▶ _SOURCE DATA_:

**********

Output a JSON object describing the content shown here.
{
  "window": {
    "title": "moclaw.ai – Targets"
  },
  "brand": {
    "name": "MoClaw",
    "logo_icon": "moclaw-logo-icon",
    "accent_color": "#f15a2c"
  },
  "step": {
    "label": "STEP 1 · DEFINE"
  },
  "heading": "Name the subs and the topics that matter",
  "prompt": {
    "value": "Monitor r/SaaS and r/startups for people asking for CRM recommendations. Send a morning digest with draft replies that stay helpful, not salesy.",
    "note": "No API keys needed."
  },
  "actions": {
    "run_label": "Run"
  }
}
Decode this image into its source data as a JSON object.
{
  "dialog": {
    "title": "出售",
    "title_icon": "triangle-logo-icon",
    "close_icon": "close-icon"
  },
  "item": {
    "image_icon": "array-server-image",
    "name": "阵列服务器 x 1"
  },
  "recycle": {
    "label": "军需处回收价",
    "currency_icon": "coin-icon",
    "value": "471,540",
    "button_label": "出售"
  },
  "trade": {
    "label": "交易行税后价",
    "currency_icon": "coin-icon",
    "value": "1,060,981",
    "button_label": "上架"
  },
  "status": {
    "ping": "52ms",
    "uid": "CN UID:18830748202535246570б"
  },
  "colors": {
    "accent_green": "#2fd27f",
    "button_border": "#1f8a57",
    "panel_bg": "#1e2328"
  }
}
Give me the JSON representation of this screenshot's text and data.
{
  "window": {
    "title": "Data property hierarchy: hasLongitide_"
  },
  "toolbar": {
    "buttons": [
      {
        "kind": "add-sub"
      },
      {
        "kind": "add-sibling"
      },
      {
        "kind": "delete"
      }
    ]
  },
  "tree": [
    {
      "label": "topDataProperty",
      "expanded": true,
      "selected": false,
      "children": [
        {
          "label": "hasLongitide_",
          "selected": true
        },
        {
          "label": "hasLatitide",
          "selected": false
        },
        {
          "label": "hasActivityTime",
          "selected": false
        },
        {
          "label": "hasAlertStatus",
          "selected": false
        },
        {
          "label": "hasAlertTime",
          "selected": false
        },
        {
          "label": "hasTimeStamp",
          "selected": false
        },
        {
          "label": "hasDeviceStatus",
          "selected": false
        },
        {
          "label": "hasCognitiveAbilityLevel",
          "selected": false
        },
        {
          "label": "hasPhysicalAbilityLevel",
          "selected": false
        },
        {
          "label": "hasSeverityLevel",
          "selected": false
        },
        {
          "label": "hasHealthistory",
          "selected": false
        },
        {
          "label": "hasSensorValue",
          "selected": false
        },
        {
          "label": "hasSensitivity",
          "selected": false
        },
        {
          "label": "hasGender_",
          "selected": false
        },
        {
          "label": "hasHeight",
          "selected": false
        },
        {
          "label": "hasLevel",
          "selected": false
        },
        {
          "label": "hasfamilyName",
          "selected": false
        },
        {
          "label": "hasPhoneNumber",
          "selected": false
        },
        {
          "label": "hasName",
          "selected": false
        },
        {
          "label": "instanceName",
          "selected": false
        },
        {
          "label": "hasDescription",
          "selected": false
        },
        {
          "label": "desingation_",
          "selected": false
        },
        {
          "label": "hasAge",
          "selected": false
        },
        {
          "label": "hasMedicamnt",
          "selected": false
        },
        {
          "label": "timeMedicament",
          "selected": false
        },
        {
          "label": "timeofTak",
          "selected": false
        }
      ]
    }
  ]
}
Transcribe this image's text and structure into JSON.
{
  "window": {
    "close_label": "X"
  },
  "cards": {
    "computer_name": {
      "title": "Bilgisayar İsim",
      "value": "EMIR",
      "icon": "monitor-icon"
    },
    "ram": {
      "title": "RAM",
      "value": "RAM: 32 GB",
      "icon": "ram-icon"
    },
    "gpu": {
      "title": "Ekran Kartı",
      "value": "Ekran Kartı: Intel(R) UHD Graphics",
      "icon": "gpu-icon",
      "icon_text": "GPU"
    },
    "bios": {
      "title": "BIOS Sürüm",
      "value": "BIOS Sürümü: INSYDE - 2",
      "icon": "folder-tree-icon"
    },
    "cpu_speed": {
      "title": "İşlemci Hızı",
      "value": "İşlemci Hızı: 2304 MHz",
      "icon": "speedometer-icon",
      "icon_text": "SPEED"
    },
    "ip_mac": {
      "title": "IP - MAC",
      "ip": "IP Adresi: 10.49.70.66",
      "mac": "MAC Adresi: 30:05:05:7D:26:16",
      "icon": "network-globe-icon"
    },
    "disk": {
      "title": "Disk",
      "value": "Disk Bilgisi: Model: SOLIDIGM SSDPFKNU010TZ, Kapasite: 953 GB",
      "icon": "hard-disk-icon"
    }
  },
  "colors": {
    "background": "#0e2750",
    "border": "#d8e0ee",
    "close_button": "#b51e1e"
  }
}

**********

In the listing above, find the lines holding the word "Kartı" and copy them.

▶ _SOLVED EXERCISE_:
      "title": "Ekran Kartı",
      "value": "Ekran Kartı: Intel(R) UHD Graphics",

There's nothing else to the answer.